§ Instructions for the task: Every record should be repeated exactly, except that pictures are left out.

[Dataset entries]
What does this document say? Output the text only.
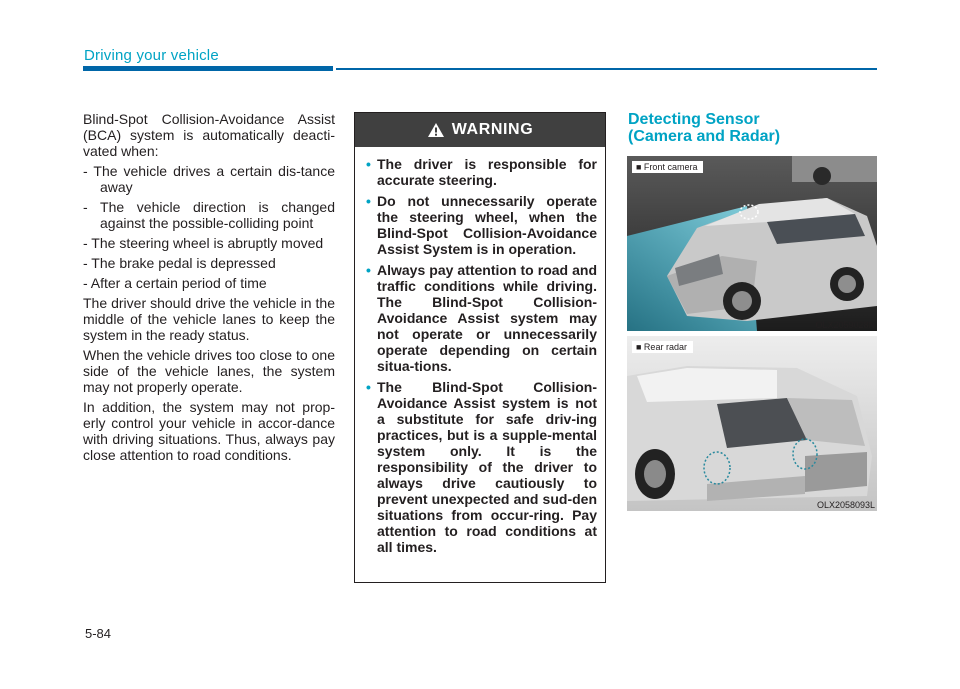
Driving your vehicle

Blind-Spot Collision-Avoidance Assist (BCA) system is automatically deacti-vated when:

- The vehicle drives a certain dis-tance away
- The vehicle direction is changed against the possible-colliding point
- The steering wheel is abruptly moved
- The brake pedal is depressed
- After a certain period of time

The driver should drive the vehicle in the middle of the vehicle lanes to keep the system in the ready status.

When the vehicle drives too close to one side of the vehicle lanes, the system may not properly operate.

In addition, the system may not prop-erly control your vehicle in accor-dance with driving situations. Thus, always pay close attention to road conditions.

WARNING
• The driver is responsible for accurate steering.
• Do not unnecessarily operate the steering wheel, when the Blind-Spot Collision-Avoidance Assist System is in operation.
• Always pay attention to road and traffic conditions while driving. The Blind-Spot Collision-Avoidance Assist system may not operate or unnecessarily operate depending on certain situa-tions.
• The Blind-Spot Collision-Avoidance Assist system is not a substitute for safe driv-ing practices, but is a supple-mental system only. It is the responsibility of the driver to always drive cautiously to prevent unexpected and sud-den situations from occur-ring. Pay attention to road conditions at all times.
Detecting Sensor
(Camera and Radar)
■ Front camera
OLX2059028N
■ Rear radar
OLX2058093L
5-84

§ Problem solution:
What does this document say? Output the text only.
Driving your vehicle

Blind-Spot Collision-Avoidance Assist (BCA) system is automatically deacti-vated when:

- The vehicle drives a certain dis-tance away
- The vehicle direction is changed against the possible-colliding point
- The steering wheel is abruptly moved
- The brake pedal is depressed
- After a certain period of time

The driver should drive the vehicle in the middle of the vehicle lanes to keep the system in the ready status.

When the vehicle drives too close to one side of the vehicle lanes, the system may not properly operate.

In addition, the system may not prop-erly control your vehicle in accor-dance with driving situations. Thus, always pay close attention to road conditions.

WARNING
• The driver is responsible for accurate steering.
• Do not unnecessarily operate the steering wheel, when the Blind-Spot Collision-Avoidance Assist System is in operation.
• Always pay attention to road and traffic conditions while driving. The Blind-Spot Collision-Avoidance Assist system may not operate or unnecessarily operate depending on certain situa-tions.
• The Blind-Spot Collision-Avoidance Assist system is not a substitute for safe driv-ing practices, but is a supple-mental system only. It is the responsibility of the driver to always drive cautiously to prevent unexpected and sud-den situations from occur-ring. Pay attention to road conditions at all times.
Detecting Sensor
(Camera and Radar)
■ Front camera
OLX2059028N
■ Rear radar
OLX2058093L
5-84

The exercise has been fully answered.